INFORMATION SUPPLIED:

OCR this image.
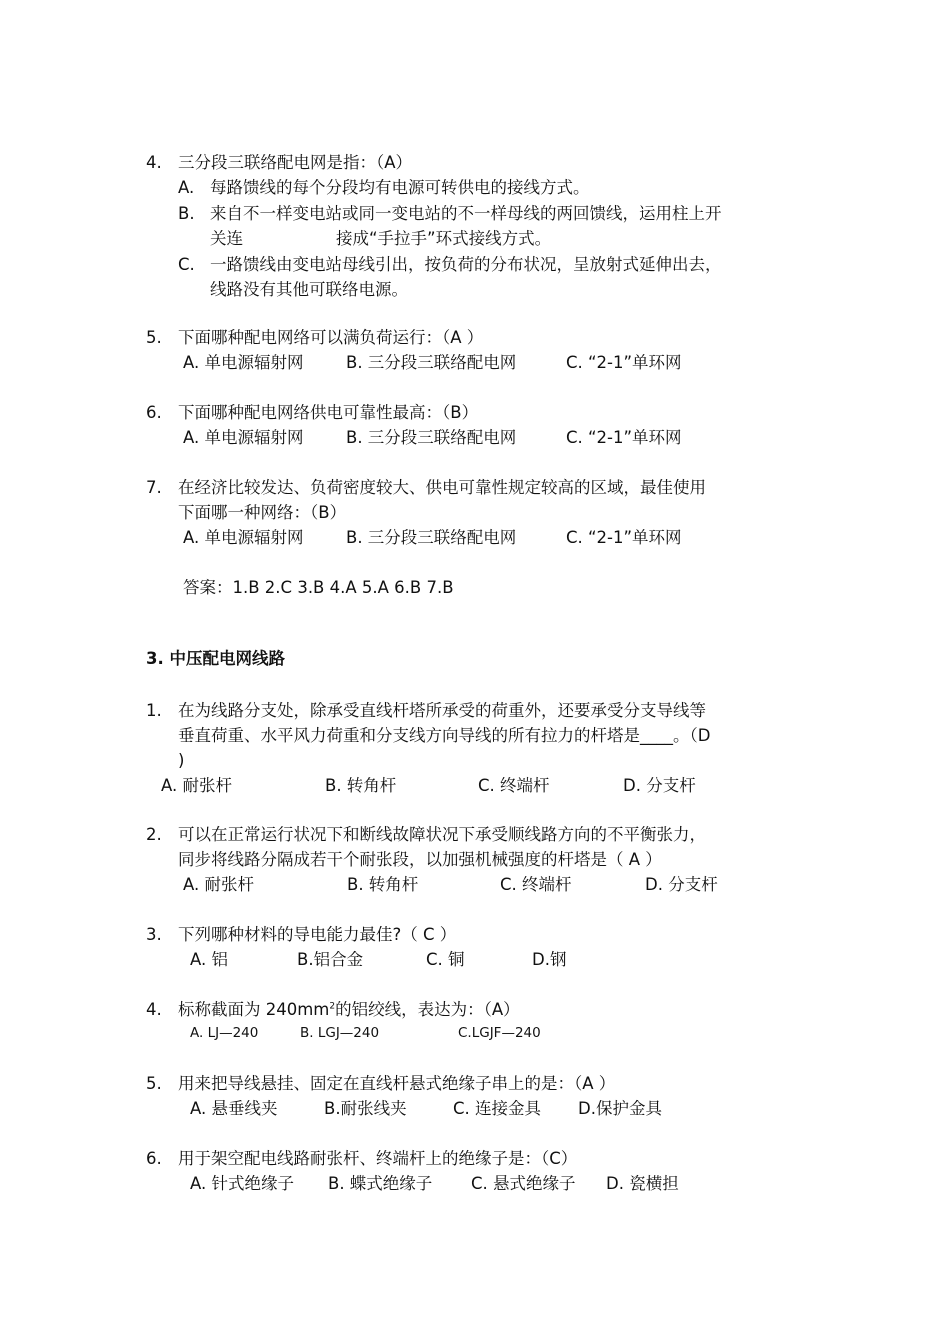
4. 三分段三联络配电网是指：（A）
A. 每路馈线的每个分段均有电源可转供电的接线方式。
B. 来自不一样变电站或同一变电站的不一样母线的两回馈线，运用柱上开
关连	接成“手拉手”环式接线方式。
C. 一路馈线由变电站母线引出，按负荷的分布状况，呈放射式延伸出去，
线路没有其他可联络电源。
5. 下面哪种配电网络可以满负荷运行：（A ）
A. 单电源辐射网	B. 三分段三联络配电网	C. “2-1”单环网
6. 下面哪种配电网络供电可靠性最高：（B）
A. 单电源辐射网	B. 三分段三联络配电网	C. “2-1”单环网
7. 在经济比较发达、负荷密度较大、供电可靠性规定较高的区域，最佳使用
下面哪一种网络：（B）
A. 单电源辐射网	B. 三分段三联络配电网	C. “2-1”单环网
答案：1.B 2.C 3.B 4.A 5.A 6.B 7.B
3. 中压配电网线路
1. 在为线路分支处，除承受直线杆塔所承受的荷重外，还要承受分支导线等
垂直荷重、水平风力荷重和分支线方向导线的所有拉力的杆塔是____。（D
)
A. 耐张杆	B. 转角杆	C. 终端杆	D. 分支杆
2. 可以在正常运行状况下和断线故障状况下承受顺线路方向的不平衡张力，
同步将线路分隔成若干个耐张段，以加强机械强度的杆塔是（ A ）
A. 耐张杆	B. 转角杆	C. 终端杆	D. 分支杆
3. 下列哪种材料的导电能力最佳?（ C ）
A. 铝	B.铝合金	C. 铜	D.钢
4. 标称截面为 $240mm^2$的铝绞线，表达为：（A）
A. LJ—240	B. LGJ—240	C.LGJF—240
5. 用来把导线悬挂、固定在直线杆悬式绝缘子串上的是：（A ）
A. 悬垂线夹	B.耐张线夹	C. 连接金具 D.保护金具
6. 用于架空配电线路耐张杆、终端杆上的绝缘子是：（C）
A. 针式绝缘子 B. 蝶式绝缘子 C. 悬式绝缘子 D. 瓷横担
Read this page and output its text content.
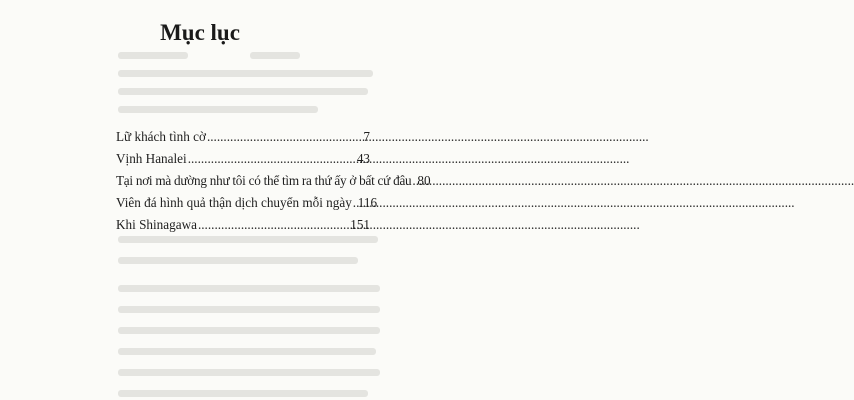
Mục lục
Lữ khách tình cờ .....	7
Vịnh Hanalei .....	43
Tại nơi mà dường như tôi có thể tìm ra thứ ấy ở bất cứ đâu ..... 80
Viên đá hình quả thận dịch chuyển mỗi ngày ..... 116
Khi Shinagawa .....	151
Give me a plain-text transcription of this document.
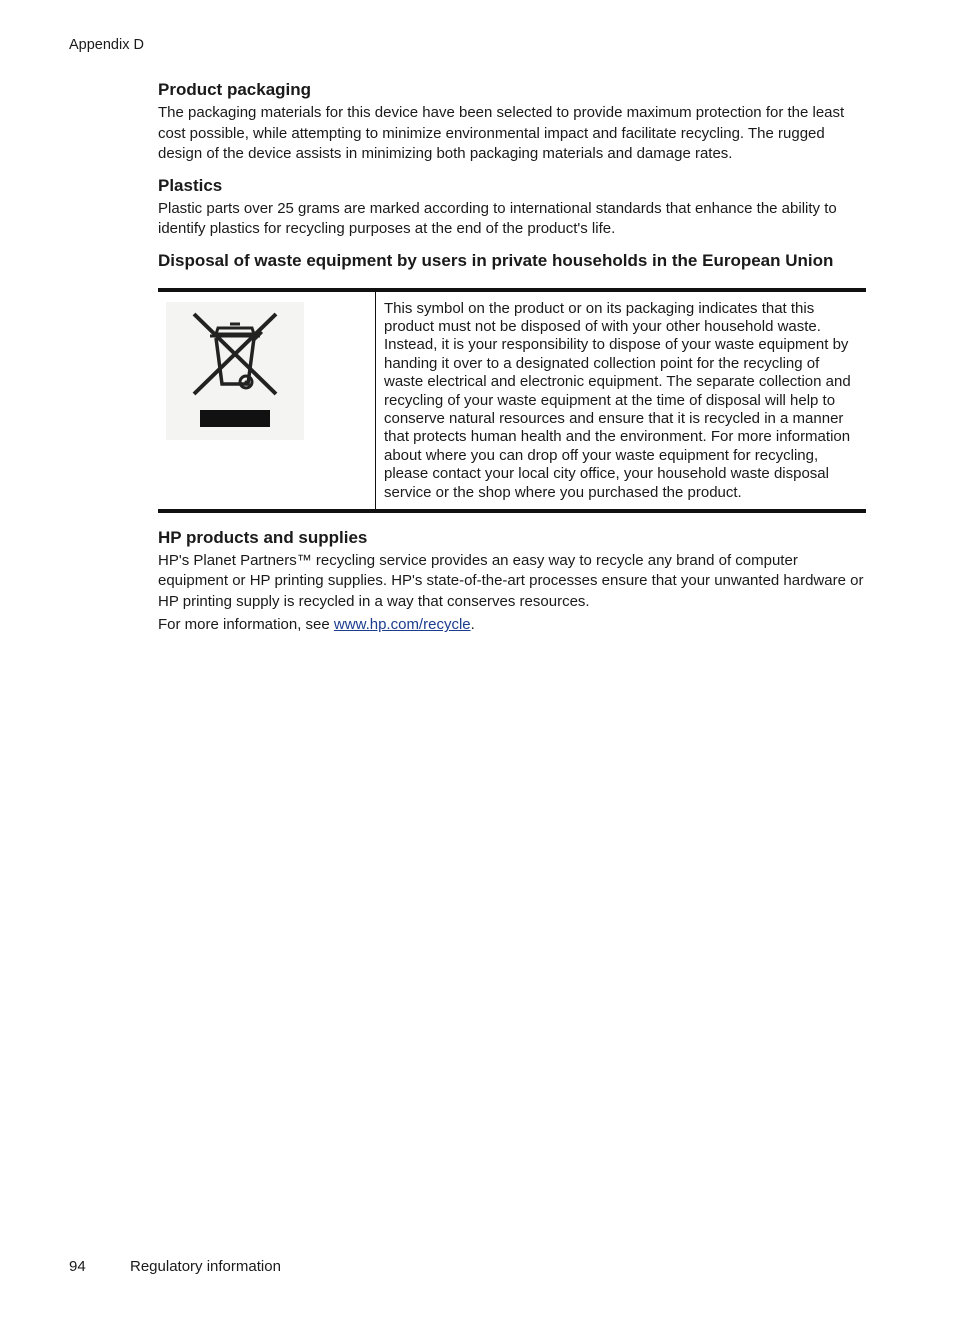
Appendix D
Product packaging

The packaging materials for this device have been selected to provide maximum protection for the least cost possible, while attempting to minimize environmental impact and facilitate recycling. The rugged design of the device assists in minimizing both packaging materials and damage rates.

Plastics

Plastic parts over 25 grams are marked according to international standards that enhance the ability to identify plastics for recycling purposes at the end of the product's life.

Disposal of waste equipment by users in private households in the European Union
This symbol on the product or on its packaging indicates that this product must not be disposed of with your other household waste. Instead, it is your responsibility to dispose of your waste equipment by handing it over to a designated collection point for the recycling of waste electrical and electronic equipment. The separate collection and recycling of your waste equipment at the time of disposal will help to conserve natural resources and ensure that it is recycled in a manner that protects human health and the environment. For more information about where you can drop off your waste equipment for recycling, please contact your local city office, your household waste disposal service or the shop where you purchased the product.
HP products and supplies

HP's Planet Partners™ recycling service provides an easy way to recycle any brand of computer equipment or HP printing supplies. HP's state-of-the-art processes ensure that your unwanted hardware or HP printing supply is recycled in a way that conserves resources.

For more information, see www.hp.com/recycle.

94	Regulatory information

SET TASK: Using the records above, output their complete text exactly, minus any images.

EXERCISE ANSWER:
OCR this image.
4. 三分段三联络配电网是指：（A）
A. 每路馈线的每个分段均有电源可转供电的接线方式。
B. 来自不一样变电站或同一变电站的不一样母线的两回馈线，运用柱上开
关连	接成“手拉手”环式接线方式。
C. 一路馈线由变电站母线引出，按负荷的分布状况，呈放射式延伸出去，
线路没有其他可联络电源。
5. 下面哪种配电网络可以满负荷运行：（A ）
A. 单电源辐射网	B. 三分段三联络配电网	C. “2-1”单环网
6. 下面哪种配电网络供电可靠性最高：（B）
A. 单电源辐射网	B. 三分段三联络配电网	C. “2-1”单环网
7. 在经济比较发达、负荷密度较大、供电可靠性规定较高的区域，最佳使用
下面哪一种网络：（B）
A. 单电源辐射网	B. 三分段三联络配电网	C. “2-1”单环网
答案：1.B 2.C 3.B 4.A 5.A 6.B 7.B
3. 中压配电网线路
1. 在为线路分支处，除承受直线杆塔所承受的荷重外，还要承受分支导线等
垂直荷重、水平风力荷重和分支线方向导线的所有拉力的杆塔是____。（D
)
A. 耐张杆	B. 转角杆	C. 终端杆	D. 分支杆
2. 可以在正常运行状况下和断线故障状况下承受顺线路方向的不平衡张力，
同步将线路分隔成若干个耐张段，以加强机械强度的杆塔是（ A ）
A. 耐张杆	B. 转角杆	C. 终端杆	D. 分支杆
3. 下列哪种材料的导电能力最佳?（ C ）
A. 铝	B.铝合金	C. 铜	D.钢
4. 标称截面为 $240mm^2$的铝绞线，表达为：（A）
A. LJ—240	B. LGJ—240	C.LGJF—240
5. 用来把导线悬挂、固定在直线杆悬式绝缘子串上的是：（A ）
A. 悬垂线夹	B.耐张线夹	C. 连接金具 D.保护金具
6. 用于架空配电线路耐张杆、终端杆上的绝缘子是：（C）
A. 针式绝缘子 B. 蝶式绝缘子 C. 悬式绝缘子 D. 瓷横担
Read this page and output its text content.
Mục lục
Lữ khách tình cờ .....	7
Vịnh Hanalei .....	43
Tại nơi mà dường như tôi có thể tìm ra thứ ấy ở bất cứ đâu ..... 80
Viên đá hình quả thận dịch chuyển mỗi ngày ..... 116
Khi Shinagawa .....	151
Give me a plain-text transcription of this document.
Appendix D
Product packaging

The packaging materials for this device have been selected to provide maximum protection for the least cost possible, while attempting to minimize environmental impact and facilitate recycling. The rugged design of the device assists in minimizing both packaging materials and damage rates.

Plastics

Plastic parts over 25 grams are marked according to international standards that enhance the ability to identify plastics for recycling purposes at the end of the product's life.

Disposal of waste equipment by users in private households in the European Union
This symbol on the product or on its packaging indicates that this product must not be disposed of with your other household waste. Instead, it is your responsibility to dispose of your waste equipment by handing it over to a designated collection point for the recycling of waste electrical and electronic equipment. The separate collection and recycling of your waste equipment at the time of disposal will help to conserve natural resources and ensure that it is recycled in a manner that protects human health and the environment. For more information about where you can drop off your waste equipment for recycling, please contact your local city office, your household waste disposal service or the shop where you purchased the product.
HP products and supplies

HP's Planet Partners™ recycling service provides an easy way to recycle any brand of computer equipment or HP printing supplies. HP's state-of-the-art processes ensure that your unwanted hardware or HP printing supply is recycled in a way that conserves resources.

For more information, see www.hp.com/recycle.

94	Regulatory information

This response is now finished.